Aim: Reproduce the items below unchanged, from the very first line through the line containing "panel-a-y-tick-label: 1.5 [279, 238, 296, 251]", inclusive.

Recorded data:
------------

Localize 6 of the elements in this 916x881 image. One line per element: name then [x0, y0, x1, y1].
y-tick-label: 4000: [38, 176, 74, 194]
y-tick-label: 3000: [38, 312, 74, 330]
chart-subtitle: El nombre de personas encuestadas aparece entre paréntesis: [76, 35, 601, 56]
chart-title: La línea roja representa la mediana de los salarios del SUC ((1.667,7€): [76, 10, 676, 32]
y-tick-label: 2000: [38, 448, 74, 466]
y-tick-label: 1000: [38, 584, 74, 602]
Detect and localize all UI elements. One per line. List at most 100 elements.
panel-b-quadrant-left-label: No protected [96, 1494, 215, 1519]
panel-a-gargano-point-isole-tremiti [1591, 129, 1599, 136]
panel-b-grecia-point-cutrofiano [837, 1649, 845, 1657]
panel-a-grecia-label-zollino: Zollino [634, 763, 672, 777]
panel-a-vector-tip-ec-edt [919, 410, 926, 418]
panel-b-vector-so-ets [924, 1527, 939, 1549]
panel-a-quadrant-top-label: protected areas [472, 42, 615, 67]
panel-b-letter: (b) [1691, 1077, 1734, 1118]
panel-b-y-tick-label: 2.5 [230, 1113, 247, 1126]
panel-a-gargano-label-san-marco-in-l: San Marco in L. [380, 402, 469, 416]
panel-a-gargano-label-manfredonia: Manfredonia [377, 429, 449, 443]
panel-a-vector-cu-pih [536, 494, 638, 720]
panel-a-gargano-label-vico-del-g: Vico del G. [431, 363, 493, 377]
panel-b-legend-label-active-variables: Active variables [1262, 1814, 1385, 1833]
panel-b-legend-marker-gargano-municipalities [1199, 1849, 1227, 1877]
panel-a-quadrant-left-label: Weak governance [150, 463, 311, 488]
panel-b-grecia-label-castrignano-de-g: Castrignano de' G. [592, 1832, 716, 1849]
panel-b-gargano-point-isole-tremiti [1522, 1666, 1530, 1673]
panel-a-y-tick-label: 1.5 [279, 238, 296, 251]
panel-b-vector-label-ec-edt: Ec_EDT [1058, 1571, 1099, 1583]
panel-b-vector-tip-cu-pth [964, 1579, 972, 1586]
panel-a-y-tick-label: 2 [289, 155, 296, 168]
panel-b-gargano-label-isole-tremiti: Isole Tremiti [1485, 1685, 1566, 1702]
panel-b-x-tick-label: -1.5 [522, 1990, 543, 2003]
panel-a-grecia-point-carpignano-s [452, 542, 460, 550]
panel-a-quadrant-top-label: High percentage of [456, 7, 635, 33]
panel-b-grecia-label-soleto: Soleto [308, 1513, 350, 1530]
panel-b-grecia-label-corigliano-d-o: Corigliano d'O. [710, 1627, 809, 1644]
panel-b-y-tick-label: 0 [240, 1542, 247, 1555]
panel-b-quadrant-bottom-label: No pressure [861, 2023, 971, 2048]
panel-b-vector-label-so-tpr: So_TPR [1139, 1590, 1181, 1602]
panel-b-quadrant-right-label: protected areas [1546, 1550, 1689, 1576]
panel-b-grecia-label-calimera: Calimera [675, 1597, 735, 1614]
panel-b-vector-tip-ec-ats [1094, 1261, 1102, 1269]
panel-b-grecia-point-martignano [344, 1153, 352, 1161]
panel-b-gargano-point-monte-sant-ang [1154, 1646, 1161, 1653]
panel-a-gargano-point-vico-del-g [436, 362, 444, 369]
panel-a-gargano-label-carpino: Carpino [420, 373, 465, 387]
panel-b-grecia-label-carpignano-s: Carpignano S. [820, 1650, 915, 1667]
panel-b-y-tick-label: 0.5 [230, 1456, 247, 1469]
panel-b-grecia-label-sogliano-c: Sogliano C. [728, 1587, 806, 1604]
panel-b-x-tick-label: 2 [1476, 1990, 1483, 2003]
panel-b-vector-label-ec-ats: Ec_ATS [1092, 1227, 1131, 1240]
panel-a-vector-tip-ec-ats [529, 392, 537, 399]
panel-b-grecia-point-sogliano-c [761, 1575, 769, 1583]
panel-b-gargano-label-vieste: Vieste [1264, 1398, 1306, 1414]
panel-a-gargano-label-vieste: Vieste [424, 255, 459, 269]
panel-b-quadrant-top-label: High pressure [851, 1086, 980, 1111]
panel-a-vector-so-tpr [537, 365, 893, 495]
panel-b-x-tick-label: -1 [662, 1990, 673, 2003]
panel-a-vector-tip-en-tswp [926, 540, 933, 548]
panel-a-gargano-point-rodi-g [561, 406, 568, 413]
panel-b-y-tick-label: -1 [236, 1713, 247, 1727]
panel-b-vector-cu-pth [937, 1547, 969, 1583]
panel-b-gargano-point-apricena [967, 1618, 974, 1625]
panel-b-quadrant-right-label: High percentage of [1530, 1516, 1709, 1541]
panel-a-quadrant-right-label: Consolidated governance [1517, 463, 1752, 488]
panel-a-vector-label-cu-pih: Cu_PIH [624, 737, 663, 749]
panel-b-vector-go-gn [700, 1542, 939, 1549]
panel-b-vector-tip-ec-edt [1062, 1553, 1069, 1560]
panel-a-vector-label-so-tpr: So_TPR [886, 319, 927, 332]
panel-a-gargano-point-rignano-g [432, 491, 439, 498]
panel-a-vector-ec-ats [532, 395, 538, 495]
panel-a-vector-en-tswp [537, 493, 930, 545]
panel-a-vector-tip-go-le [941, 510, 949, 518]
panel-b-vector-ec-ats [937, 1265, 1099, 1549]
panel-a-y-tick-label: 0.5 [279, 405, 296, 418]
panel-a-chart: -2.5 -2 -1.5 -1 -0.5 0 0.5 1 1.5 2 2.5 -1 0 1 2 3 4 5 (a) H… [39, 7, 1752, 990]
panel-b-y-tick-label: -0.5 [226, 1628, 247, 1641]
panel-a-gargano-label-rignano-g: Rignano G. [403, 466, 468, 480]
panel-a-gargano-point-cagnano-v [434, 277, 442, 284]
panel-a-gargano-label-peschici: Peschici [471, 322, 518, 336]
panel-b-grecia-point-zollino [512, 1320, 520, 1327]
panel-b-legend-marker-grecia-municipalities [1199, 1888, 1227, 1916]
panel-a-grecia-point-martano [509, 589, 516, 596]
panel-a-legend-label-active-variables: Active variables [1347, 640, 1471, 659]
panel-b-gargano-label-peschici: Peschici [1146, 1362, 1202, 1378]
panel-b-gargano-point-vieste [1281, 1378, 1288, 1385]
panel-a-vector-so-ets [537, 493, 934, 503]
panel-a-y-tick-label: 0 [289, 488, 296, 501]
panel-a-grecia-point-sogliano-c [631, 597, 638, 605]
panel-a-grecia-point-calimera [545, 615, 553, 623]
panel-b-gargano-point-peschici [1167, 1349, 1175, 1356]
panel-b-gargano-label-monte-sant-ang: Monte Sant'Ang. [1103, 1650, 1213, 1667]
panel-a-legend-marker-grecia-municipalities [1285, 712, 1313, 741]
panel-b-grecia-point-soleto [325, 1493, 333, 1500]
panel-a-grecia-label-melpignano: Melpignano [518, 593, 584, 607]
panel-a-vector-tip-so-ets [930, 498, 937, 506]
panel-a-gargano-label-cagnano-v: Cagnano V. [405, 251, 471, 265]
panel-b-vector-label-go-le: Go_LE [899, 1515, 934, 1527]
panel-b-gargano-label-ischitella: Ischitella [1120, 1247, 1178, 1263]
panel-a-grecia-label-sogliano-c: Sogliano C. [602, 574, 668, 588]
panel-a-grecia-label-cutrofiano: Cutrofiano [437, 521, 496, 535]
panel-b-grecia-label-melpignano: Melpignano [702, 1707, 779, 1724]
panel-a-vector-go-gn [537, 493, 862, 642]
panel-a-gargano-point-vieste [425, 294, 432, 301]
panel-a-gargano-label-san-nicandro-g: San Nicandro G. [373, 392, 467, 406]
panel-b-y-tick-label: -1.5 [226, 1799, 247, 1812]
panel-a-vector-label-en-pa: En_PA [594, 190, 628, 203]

------------

Written solution:
Localize 6 of the elements in this 916x881 image. One line per element: name then [x0, y0, x1, y1].
y-tick-label: 4000: [38, 176, 74, 194]
y-tick-label: 3000: [38, 312, 74, 330]
chart-subtitle: El nombre de personas encuestadas aparece entre paréntesis: [76, 35, 601, 56]
chart-title: La línea roja representa la mediana de los salarios del SUC ((1.667,7€): [76, 10, 676, 32]
y-tick-label: 2000: [38, 448, 74, 466]
y-tick-label: 1000: [38, 584, 74, 602]
Detect and localize all UI elements. One per line. List at most 100 elements.
panel-b-quadrant-left-label: No protected [96, 1494, 215, 1519]
panel-a-gargano-point-isole-tremiti [1591, 129, 1599, 136]
panel-b-grecia-point-cutrofiano [837, 1649, 845, 1657]
panel-a-grecia-label-zollino: Zollino [634, 763, 672, 777]
panel-a-vector-tip-ec-edt [919, 410, 926, 418]
panel-b-vector-so-ets [924, 1527, 939, 1549]
panel-a-quadrant-top-label: protected areas [472, 42, 615, 67]
panel-b-letter: (b) [1691, 1077, 1734, 1118]
panel-b-y-tick-label: 2.5 [230, 1113, 247, 1126]
panel-a-gargano-label-san-marco-in-l: San Marco in L. [380, 402, 469, 416]
panel-a-gargano-label-manfredonia: Manfredonia [377, 429, 449, 443]
panel-a-vector-cu-pih [536, 494, 638, 720]
panel-a-gargano-label-vico-del-g: Vico del G. [431, 363, 493, 377]
panel-b-legend-label-active-variables: Active variables [1262, 1814, 1385, 1833]
panel-b-legend-marker-gargano-municipalities [1199, 1849, 1227, 1877]
panel-a-quadrant-left-label: Weak governance [150, 463, 311, 488]
panel-b-grecia-label-castrignano-de-g: Castrignano de' G. [592, 1832, 716, 1849]
panel-b-gargano-point-isole-tremiti [1522, 1666, 1530, 1673]
panel-a-y-tick-label: 1.5 [279, 238, 296, 251]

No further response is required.